* **DATA FOR THIS EXERCISE**:
--*--

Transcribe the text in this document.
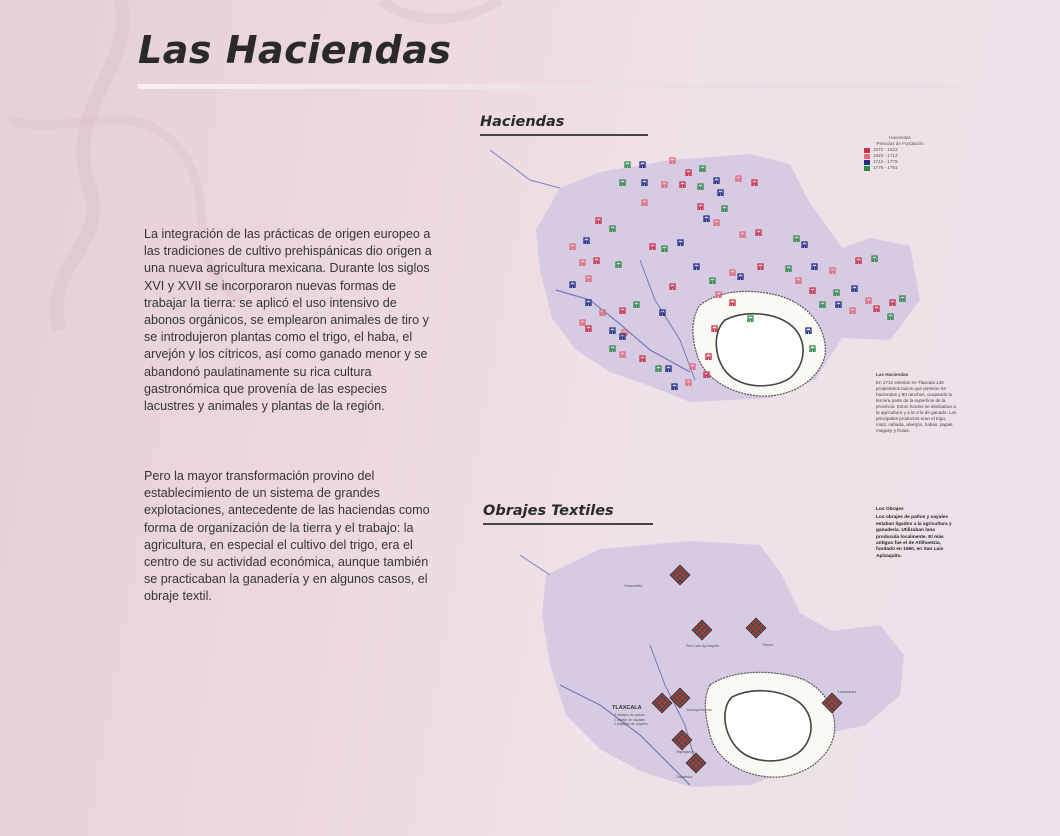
Las Haciendas

La integración de las prácticas de origen europeo a las tradiciones de cultivo prehispánicas dio origen a una nueva agricultura mexicana. Durante los siglos XVI y XVII se incorporaron nuevas formas de trabajar la tierra: se aplicó el uso intensivo de abonos orgánicos, se emplearon animales de tiro y se introdujeron plantas como el trigo, el haba, el arvejón y los cítricos, así como ganado menor y se abandonó paulatinamente su rica cultura gastronómica que provenía de las especies lacustres y animales y plantas de la región.

Pero la mayor transformación provino del establecimiento de un sistema de grandes explotaciones, antecedente de las haciendas como forma de organización de la tierra y el trabajo: la agricultura, en especial el cultivo del trigo, era el centro de su actividad económica, aunque también se practicaban la ganadería y en algunos casos, el obraje textil.

Haciendas
Haciendas
Periodos de Fundación
1572 - 1623
1623 - 1712
1712 - 1779
1779 - 1791
Las Haciendas
En 1712 existían en Tlaxcala 146 propietarios laicos que poseían 94 haciendas y 80 ranchos, ocupando la tercera parte de la superficie de la provincia. Estos fundos se dedicaban a la agricultura y a la cría de ganado. Los principales productos eran el trigo, maíz, cebada, alverjón, habas, papas, maguey y frutas.
Obrajes Textiles	Los Obrajes
Los obrajes de paños y sayales estaban ligados a la agricultura y ganadería. Utilizaban lana producida localmente. El más antiguo fue el de Atlihuetzia, fundado en 1560, en San Luis Apizaquito.
Huamantla
San Luis Apizaquito	Tlaxco
Huamantla
Yauhquemecan
Tepeyanco
Zacatelco
TLAXCALA
3 obrajes de paños
1 obraje de sayales
1 trapiche de sayales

--*--

From the records given above, reproduce all text exactly and exclude each picture.

Transcribe the text in this document.
Las Haciendas

La integración de las prácticas de origen europeo a las tradiciones de cultivo prehispánicas dio origen a una nueva agricultura mexicana. Durante los siglos XVI y XVII se incorporaron nuevas formas de trabajar la tierra: se aplicó el uso intensivo de abonos orgánicos, se emplearon animales de tiro y se introdujeron plantas como el trigo, el haba, el arvejón y los cítricos, así como ganado menor y se abandonó paulatinamente su rica cultura gastronómica que provenía de las especies lacustres y animales y plantas de la región.

Pero la mayor transformación provino del establecimiento de un sistema de grandes explotaciones, antecedente de las haciendas como forma de organización de la tierra y el trabajo: la agricultura, en especial el cultivo del trigo, era el centro de su actividad económica, aunque también se practicaban la ganadería y en algunos casos, el obraje textil.

Haciendas
Haciendas
Periodos de Fundación
1572 - 1623
1623 - 1712
1712 - 1779
1779 - 1791
Las Haciendas
En 1712 existían en Tlaxcala 146 propietarios laicos que poseían 94 haciendas y 80 ranchos, ocupando la tercera parte de la superficie de la provincia. Estos fundos se dedicaban a la agricultura y a la cría de ganado. Los principales productos eran el trigo, maíz, cebada, alverjón, habas, papas, maguey y frutas.
Obrajes Textiles	Los Obrajes
Los obrajes de paños y sayales estaban ligados a la agricultura y ganadería. Utilizaban lana producida localmente. El más antiguo fue el de Atlihuetzia, fundado en 1560, en San Luis Apizaquito.
Huamantla
San Luis Apizaquito	Tlaxco
Huamantla
Yauhquemecan
Tepeyanco
Zacatelco
TLAXCALA
3 obrajes de paños
1 obraje de sayales
1 trapiche de sayales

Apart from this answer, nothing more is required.